:: Record set

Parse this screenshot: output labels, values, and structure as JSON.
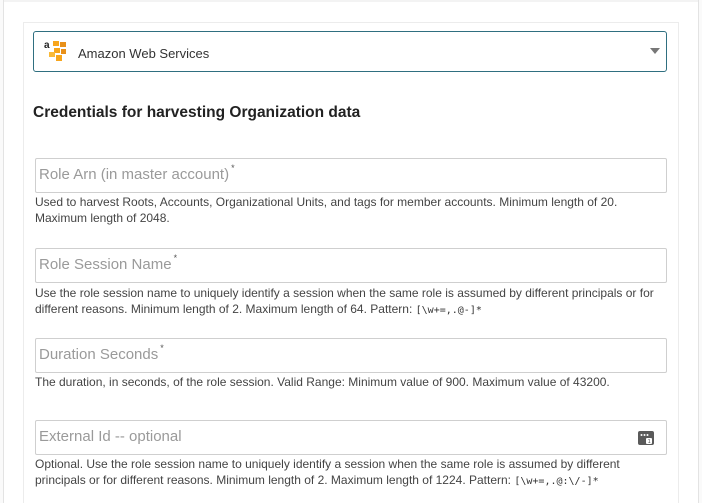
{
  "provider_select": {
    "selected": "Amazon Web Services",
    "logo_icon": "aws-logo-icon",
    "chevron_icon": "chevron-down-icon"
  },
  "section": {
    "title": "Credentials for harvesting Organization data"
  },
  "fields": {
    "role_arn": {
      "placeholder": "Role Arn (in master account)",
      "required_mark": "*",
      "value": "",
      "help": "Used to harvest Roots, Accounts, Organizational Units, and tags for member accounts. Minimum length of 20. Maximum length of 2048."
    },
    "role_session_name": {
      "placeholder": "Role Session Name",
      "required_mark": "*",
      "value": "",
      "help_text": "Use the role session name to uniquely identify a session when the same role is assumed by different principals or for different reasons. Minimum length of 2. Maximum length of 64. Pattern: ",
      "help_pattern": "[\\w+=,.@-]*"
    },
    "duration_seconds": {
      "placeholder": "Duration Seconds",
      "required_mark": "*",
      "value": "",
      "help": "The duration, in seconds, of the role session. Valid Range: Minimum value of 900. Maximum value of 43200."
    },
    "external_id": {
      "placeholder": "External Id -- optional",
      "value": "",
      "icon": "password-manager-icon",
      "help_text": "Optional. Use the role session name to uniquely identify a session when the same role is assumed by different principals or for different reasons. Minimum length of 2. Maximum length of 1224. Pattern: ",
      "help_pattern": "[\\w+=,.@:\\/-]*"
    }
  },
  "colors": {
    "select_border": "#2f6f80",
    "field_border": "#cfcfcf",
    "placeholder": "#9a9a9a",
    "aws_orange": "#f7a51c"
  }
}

::::

*Description of the task*:
Images must not appear in the copy; reproduce everything else in the records verbatim.

*Solution for this exercise*:
Parse this screenshot: output labels, values, and structure as JSON.
{
  "provider_select": {
    "selected": "Amazon Web Services",
    "logo_icon": "aws-logo-icon",
    "chevron_icon": "chevron-down-icon"
  },
  "section": {
    "title": "Credentials for harvesting Organization data"
  },
  "fields": {
    "role_arn": {
      "placeholder": "Role Arn (in master account)",
      "required_mark": "*",
      "value": "",
      "help": "Used to harvest Roots, Accounts, Organizational Units, and tags for member accounts. Minimum length of 20. Maximum length of 2048."
    },
    "role_session_name": {
      "placeholder": "Role Session Name",
      "required_mark": "*",
      "value": "",
      "help_text": "Use the role session name to uniquely identify a session when the same role is assumed by different principals or for different reasons. Minimum length of 2. Maximum length of 64. Pattern: ",
      "help_pattern": "[\\w+=,.@-]*"
    },
    "duration_seconds": {
      "placeholder": "Duration Seconds",
      "required_mark": "*",
      "value": "",
      "help": "The duration, in seconds, of the role session. Valid Range: Minimum value of 900. Maximum value of 43200."
    },
    "external_id": {
      "placeholder": "External Id -- optional",
      "value": "",
      "icon": "password-manager-icon",
      "help_text": "Optional. Use the role session name to uniquely identify a session when the same role is assumed by different principals or for different reasons. Minimum length of 2. Maximum length of 1224. Pattern: ",
      "help_pattern": "[\\w+=,.@:\\/-]*"
    }
  },
  "colors": {
    "select_border": "#2f6f80",
    "field_border": "#cfcfcf",
    "placeholder": "#9a9a9a",
    "aws_orange": "#f7a51c"
  }
}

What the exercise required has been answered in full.